◆ A run of records
+ + + + +

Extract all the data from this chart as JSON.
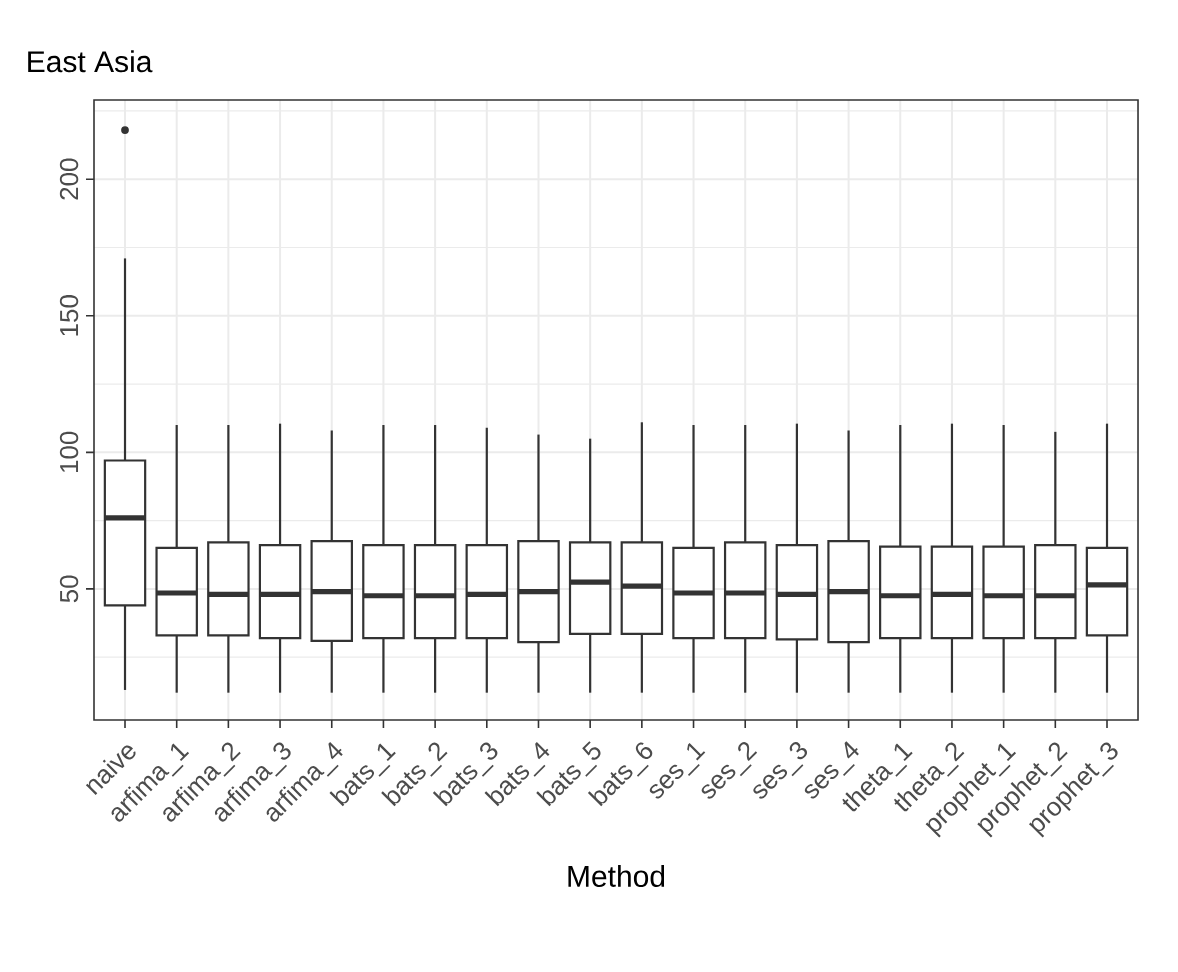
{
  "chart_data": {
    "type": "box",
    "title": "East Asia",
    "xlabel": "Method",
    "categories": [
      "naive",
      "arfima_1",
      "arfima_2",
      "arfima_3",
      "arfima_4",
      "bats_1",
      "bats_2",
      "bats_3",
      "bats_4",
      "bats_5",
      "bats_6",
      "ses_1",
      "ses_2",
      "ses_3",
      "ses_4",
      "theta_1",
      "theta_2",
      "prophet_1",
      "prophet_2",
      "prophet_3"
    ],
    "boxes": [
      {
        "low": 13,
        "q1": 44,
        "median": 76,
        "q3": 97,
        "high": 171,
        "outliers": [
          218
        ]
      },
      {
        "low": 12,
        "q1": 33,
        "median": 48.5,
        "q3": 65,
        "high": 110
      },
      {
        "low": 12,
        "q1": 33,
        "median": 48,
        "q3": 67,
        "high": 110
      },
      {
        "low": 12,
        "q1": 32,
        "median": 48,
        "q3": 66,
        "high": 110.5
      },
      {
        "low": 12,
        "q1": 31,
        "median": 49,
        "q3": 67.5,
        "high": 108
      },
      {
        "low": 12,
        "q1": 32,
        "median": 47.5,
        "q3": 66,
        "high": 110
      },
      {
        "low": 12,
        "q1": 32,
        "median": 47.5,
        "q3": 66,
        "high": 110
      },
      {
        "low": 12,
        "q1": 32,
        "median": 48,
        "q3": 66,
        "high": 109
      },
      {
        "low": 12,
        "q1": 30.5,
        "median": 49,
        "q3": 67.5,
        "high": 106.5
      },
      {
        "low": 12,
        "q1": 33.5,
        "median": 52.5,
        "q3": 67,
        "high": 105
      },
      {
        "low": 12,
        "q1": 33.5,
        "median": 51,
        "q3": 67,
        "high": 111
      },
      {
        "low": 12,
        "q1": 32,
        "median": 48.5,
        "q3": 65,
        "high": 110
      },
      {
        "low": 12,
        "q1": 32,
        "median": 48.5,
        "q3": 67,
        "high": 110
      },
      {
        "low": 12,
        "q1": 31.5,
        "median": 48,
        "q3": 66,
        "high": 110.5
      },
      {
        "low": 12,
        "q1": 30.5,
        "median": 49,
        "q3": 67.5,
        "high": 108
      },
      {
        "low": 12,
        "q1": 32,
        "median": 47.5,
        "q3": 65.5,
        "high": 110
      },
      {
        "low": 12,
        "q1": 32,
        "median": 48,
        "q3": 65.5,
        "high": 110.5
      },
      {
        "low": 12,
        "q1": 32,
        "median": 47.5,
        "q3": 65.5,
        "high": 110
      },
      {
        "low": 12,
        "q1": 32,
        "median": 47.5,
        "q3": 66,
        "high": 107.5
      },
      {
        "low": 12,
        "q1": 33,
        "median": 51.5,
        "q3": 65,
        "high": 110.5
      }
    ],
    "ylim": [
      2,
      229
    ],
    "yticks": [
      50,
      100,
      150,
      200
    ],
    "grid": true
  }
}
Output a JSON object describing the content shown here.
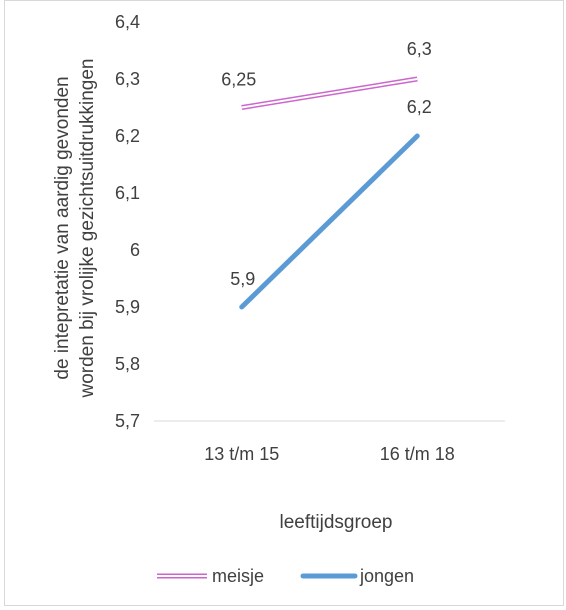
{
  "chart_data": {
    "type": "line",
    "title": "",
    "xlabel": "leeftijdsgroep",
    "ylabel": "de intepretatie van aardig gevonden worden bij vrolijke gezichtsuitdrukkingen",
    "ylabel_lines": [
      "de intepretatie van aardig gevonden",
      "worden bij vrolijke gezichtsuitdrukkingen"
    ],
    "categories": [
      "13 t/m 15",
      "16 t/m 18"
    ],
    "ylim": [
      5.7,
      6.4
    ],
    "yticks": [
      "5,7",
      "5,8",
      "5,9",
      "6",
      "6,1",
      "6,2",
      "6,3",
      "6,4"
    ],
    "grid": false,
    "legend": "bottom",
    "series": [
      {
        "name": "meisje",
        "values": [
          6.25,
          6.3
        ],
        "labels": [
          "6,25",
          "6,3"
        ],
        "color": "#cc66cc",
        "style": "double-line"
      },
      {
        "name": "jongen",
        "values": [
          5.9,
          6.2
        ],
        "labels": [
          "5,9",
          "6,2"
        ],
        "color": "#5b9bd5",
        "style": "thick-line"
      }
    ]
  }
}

+ + + + +

◆ Task goal
Pictures stay out; retype only the lines from the line containing "Output a JSON" through the end of the listing, inclusive, exactly as they appear.

◆ Task solution
Output a JSON object describing the content shown here.
{
  "chart_data": {
    "type": "line",
    "title": "",
    "xlabel": "leeftijdsgroep",
    "ylabel": "de intepretatie van aardig gevonden worden bij vrolijke gezichtsuitdrukkingen",
    "ylabel_lines": [
      "de intepretatie van aardig gevonden",
      "worden bij vrolijke gezichtsuitdrukkingen"
    ],
    "categories": [
      "13 t/m 15",
      "16 t/m 18"
    ],
    "ylim": [
      5.7,
      6.4
    ],
    "yticks": [
      "5,7",
      "5,8",
      "5,9",
      "6",
      "6,1",
      "6,2",
      "6,3",
      "6,4"
    ],
    "grid": false,
    "legend": "bottom",
    "series": [
      {
        "name": "meisje",
        "values": [
          6.25,
          6.3
        ],
        "labels": [
          "6,25",
          "6,3"
        ],
        "color": "#cc66cc",
        "style": "double-line"
      },
      {
        "name": "jongen",
        "values": [
          5.9,
          6.2
        ],
        "labels": [
          "5,9",
          "6,2"
        ],
        "color": "#5b9bd5",
        "style": "thick-line"
      }
    ]
  }
}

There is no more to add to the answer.